__Aim of the exercise__
Track down the lines that contain "black" and copy them.
* begin *
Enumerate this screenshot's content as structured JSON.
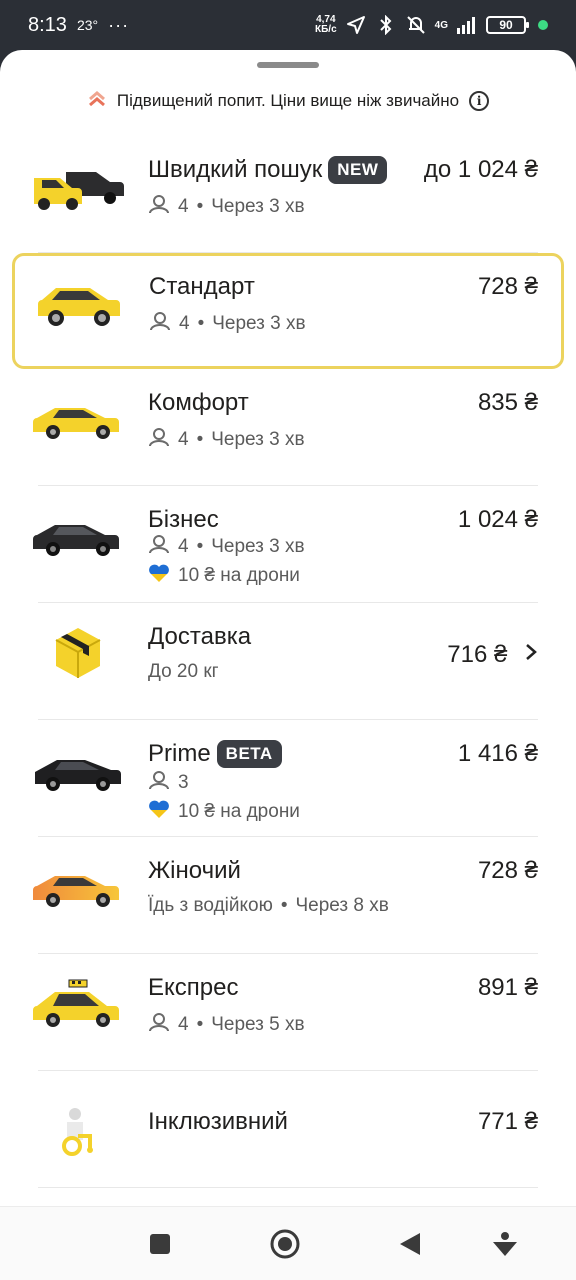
{
  "status": {
    "time": "8:13",
    "temp": "23°",
    "dots": "···",
    "speed_value": "4,74",
    "speed_unit": "КБ/с",
    "network": "4G",
    "battery": "90"
  },
  "surge": {
    "text": "Підвищений попит. Ціни вище ніж звичайно"
  },
  "colors": {
    "accent_yellow": "#ecd35e",
    "badge_bg": "#3b3e44",
    "car_yellow": "#f4d22b"
  },
  "tariffs": [
    {
      "name": "Швидкий пошук",
      "badge": "NEW",
      "price": "до 1 024 ₴",
      "seats": "4",
      "eta": "Через 3 хв",
      "icon": "dual-car-icon"
    },
    {
      "name": "Стандарт",
      "price": "728 ₴",
      "seats": "4",
      "eta": "Через 3 хв",
      "selected": true,
      "icon": "yellow-hatchback-icon"
    },
    {
      "name": "Комфорт",
      "price": "835 ₴",
      "seats": "4",
      "eta": "Через 3 хв",
      "icon": "yellow-sedan-icon"
    },
    {
      "name": "Бізнес",
      "price": "1 024 ₴",
      "seats": "4",
      "eta": "Через 3 хв",
      "donation": "10 ₴ на дрони",
      "icon": "black-sedan-icon"
    },
    {
      "name": "Доставка",
      "price": "716 ₴",
      "note": "До 20 кг",
      "icon": "delivery-box-icon"
    },
    {
      "name": "Prime",
      "badge": "BETA",
      "price": "1 416 ₴",
      "seats": "3",
      "donation": "10 ₴ на дрони",
      "icon": "black-premium-car-icon"
    },
    {
      "name": "Жіночий",
      "price": "728 ₴",
      "note": "Їдь з водійкою",
      "eta": "Через 8 хв",
      "icon": "orange-car-icon"
    },
    {
      "name": "Експрес",
      "price": "891 ₴",
      "seats": "4",
      "eta": "Через 5 хв",
      "icon": "taxi-car-icon"
    },
    {
      "name": "Інклюзивний",
      "price": "771 ₴",
      "icon": "wheelchair-person-icon"
    }
  ],
  "separator": "•"
}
* end *
__Final result__
      "icon": "black-sedan-icon"
      "icon": "black-premium-car-icon"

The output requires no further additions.